▶ [Exercise]: Extract the lines that carry the string "into" from the listing.

** Start of Supplied records **

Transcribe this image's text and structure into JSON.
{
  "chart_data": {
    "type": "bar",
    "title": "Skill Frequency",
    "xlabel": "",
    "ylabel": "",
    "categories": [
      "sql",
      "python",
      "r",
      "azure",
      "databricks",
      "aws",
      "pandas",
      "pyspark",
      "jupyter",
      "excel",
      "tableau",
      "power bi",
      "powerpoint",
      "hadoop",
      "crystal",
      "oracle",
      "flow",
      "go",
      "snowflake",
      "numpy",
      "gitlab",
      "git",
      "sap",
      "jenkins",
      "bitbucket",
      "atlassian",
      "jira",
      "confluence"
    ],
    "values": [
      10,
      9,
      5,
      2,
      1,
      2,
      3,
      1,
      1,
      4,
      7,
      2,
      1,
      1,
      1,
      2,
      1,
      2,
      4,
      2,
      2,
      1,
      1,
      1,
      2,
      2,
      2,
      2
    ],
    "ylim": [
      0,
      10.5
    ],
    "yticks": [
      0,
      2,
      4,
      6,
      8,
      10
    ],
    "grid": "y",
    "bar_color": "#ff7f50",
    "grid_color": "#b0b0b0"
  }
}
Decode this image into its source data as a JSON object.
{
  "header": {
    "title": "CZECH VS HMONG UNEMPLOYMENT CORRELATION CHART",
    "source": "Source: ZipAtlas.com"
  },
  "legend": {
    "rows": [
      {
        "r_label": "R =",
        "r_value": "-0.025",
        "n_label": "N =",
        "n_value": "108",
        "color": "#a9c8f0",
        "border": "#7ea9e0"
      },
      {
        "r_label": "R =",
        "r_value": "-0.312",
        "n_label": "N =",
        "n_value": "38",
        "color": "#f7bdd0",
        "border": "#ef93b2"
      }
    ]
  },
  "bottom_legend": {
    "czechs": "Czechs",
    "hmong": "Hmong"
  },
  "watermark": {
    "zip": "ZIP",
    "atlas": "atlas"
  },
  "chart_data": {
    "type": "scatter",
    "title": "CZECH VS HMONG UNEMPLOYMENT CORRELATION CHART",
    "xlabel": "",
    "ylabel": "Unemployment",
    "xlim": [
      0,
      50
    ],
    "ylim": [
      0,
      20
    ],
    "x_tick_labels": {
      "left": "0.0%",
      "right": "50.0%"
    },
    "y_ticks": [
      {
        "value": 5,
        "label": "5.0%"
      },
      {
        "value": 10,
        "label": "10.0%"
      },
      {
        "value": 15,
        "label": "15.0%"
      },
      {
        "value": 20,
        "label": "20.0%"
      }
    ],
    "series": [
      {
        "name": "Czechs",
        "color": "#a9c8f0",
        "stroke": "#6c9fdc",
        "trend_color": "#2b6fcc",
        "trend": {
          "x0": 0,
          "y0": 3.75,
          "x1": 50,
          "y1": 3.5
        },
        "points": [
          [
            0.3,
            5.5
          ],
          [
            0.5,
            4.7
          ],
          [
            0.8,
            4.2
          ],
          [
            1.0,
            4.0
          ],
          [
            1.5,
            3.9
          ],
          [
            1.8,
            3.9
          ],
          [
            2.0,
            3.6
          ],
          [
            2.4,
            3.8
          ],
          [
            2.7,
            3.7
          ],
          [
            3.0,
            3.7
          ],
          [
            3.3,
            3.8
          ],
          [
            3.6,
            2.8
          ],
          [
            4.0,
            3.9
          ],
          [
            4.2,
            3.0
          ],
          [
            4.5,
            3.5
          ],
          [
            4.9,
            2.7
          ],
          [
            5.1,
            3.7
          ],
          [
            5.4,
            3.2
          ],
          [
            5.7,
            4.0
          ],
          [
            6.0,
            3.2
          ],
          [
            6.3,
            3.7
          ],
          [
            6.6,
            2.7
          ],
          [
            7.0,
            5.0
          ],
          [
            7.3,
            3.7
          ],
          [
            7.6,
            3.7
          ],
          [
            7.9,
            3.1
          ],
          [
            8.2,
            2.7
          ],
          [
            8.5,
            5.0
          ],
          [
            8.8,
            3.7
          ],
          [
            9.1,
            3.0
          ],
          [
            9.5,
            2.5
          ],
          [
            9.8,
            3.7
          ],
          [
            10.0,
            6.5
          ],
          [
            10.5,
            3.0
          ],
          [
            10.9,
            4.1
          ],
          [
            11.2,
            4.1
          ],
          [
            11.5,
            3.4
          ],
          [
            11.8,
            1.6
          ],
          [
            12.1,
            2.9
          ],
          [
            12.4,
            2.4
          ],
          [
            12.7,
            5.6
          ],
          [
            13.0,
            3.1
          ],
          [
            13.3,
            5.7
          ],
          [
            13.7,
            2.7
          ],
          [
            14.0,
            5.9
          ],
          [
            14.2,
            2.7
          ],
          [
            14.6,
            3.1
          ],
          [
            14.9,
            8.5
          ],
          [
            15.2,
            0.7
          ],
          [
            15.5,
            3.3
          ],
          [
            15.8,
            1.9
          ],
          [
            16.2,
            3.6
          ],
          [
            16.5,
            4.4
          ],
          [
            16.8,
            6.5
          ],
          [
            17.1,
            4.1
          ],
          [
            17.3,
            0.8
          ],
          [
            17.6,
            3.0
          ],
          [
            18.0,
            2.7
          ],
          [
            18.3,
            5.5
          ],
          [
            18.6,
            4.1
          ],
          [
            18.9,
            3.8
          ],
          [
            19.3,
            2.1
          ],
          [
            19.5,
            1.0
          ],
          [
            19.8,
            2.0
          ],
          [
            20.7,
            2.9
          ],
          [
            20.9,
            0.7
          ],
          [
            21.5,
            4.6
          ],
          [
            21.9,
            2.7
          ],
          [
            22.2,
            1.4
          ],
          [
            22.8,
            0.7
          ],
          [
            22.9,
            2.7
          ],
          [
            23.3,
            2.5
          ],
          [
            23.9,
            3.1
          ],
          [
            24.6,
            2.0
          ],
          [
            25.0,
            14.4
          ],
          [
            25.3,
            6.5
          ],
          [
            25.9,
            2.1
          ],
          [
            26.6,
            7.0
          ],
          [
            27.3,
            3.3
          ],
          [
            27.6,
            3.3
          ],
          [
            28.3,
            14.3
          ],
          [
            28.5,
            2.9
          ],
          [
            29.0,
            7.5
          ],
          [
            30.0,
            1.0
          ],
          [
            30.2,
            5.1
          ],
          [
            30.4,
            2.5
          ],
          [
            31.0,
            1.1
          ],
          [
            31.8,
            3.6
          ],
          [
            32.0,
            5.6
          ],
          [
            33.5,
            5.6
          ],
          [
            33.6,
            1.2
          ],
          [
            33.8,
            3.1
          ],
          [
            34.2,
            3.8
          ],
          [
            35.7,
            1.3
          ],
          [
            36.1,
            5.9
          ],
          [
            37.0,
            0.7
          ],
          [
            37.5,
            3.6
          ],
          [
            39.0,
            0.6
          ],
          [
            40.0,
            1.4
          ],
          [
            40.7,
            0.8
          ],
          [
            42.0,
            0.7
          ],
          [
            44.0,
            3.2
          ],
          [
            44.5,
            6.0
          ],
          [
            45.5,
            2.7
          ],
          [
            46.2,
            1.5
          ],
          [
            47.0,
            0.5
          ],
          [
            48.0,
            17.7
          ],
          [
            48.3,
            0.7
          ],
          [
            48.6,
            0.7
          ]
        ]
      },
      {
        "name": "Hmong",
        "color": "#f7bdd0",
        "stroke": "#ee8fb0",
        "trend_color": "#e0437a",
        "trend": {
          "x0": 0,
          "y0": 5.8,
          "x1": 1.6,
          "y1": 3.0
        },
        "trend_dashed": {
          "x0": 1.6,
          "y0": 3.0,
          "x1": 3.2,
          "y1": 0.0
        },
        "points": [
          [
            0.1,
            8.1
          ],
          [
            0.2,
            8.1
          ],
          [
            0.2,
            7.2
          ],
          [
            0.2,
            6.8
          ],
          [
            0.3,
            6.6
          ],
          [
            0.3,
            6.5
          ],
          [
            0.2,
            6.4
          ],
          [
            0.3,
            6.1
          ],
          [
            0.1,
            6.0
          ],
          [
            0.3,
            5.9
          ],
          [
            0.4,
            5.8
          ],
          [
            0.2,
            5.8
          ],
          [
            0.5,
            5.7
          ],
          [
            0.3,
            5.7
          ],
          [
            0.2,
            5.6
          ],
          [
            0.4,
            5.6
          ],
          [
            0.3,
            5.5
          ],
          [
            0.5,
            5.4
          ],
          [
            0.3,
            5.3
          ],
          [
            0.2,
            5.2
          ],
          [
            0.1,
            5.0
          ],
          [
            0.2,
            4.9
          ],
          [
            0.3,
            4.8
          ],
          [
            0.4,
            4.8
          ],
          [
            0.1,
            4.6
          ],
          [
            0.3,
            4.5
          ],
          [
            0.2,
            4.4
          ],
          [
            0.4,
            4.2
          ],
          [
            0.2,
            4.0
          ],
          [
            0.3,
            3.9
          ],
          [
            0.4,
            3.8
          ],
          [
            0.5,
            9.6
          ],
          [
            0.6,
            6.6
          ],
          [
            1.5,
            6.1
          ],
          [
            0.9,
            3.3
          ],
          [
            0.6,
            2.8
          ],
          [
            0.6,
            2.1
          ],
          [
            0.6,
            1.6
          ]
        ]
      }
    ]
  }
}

** End of Supplied records **

▶ [Full answer]:
Transcribe this image's text and structure into JSON.
Decode this image into its source data as a JSON object.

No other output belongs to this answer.